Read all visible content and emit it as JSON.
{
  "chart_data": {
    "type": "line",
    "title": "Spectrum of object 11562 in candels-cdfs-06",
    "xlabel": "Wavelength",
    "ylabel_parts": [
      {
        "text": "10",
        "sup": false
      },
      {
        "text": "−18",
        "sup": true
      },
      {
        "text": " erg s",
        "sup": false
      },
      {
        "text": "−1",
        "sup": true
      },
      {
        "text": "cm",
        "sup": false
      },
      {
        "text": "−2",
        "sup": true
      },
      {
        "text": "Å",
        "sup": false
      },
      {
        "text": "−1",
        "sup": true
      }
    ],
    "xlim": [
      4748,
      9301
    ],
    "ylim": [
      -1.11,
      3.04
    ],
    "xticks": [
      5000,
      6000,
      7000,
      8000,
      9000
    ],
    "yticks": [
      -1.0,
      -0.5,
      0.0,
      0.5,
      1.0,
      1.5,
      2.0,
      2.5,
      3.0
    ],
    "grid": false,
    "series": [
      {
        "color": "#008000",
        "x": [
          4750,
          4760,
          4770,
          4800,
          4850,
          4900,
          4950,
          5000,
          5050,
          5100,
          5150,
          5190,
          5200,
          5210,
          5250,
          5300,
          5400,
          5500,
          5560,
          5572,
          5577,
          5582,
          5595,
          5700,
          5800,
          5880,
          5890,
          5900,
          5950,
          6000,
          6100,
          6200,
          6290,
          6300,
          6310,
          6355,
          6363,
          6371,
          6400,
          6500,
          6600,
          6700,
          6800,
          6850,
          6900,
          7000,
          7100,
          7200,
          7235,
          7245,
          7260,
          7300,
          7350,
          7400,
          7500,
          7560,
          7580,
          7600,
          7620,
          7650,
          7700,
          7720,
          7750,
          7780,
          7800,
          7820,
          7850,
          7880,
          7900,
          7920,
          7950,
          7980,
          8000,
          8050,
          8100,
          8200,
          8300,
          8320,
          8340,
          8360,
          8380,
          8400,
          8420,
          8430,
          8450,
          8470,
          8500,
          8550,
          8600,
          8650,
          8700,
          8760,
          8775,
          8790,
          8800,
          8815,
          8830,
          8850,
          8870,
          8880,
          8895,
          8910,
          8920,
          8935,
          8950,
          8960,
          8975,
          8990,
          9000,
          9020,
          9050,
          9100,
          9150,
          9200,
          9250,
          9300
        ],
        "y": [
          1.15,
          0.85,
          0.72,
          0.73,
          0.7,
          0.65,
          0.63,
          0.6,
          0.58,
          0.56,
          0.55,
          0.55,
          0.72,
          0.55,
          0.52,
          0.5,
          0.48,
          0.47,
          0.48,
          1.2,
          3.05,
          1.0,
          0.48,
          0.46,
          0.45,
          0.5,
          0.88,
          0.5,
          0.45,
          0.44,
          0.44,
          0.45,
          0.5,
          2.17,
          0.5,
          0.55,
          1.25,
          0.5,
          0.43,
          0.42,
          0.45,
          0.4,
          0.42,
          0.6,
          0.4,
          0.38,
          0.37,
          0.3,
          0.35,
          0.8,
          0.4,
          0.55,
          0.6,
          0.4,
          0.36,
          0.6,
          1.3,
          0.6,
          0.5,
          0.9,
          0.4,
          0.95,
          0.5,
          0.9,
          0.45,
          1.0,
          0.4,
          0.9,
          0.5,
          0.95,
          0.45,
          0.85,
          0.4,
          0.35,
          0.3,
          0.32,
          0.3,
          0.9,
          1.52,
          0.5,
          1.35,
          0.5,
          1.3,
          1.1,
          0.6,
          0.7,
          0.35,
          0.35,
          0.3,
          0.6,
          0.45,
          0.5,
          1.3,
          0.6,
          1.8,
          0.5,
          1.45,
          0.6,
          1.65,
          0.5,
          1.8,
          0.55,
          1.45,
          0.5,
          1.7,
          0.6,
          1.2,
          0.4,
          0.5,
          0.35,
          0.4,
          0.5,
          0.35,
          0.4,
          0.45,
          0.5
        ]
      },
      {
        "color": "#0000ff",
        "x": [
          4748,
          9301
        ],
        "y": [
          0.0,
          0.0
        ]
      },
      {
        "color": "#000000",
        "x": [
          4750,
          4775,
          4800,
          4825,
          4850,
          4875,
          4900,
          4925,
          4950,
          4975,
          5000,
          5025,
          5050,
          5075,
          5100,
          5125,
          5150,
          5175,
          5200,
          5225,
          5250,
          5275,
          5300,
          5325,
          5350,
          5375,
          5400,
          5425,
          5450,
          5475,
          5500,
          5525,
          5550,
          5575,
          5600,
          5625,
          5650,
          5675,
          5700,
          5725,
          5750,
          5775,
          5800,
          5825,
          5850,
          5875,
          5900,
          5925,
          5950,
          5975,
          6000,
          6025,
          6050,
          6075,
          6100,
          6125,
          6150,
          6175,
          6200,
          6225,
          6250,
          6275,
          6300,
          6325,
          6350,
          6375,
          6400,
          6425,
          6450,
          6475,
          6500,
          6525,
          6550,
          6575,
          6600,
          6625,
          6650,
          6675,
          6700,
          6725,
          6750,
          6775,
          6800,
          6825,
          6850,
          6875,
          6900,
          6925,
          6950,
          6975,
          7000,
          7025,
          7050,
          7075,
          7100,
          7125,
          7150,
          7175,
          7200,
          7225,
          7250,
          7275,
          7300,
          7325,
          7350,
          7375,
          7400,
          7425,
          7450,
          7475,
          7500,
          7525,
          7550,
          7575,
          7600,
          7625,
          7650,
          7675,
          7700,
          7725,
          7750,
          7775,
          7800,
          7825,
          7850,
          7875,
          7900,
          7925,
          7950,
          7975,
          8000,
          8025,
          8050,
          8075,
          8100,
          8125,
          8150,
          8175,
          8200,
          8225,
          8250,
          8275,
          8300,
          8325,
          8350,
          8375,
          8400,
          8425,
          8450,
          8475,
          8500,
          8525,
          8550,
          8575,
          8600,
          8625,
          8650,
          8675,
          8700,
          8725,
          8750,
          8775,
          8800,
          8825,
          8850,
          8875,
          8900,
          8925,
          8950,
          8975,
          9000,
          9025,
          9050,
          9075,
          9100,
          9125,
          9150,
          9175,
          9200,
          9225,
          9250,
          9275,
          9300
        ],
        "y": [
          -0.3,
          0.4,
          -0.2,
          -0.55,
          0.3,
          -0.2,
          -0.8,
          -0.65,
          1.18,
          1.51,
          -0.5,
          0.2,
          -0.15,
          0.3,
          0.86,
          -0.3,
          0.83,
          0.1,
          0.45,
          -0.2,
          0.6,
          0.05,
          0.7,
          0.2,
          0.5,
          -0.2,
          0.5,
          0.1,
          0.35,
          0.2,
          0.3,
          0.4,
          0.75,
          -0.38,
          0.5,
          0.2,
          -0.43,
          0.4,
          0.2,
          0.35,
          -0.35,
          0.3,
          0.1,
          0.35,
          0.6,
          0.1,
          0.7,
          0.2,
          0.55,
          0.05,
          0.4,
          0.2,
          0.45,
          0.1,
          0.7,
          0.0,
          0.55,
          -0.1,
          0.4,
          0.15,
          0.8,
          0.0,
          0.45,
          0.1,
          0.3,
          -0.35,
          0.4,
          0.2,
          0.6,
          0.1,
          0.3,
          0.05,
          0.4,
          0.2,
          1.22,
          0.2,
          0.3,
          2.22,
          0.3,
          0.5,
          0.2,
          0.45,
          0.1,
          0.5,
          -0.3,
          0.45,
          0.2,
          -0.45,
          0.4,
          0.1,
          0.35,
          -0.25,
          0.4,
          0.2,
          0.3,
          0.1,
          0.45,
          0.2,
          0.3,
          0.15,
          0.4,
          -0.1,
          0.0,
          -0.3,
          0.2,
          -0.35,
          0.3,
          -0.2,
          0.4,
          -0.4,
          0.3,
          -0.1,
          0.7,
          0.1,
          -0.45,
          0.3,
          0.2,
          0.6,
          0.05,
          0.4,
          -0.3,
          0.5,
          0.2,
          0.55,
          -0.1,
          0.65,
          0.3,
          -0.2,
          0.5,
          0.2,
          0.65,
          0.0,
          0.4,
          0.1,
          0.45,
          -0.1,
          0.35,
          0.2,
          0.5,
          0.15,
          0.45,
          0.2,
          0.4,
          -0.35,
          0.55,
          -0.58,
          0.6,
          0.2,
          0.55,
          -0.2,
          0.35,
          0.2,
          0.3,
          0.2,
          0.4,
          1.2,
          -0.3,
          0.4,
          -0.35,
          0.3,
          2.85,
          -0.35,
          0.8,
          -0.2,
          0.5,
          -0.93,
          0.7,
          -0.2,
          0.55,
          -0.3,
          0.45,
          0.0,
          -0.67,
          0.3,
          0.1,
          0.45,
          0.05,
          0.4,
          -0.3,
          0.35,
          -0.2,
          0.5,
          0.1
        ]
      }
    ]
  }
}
==============================
Copy every line in the listing above where the string "color" turns up.

- [SOLUTION TO THE PROBLEM]:
        "color": "#008000",
        "color": "#0000ff",
        "color": "#000000",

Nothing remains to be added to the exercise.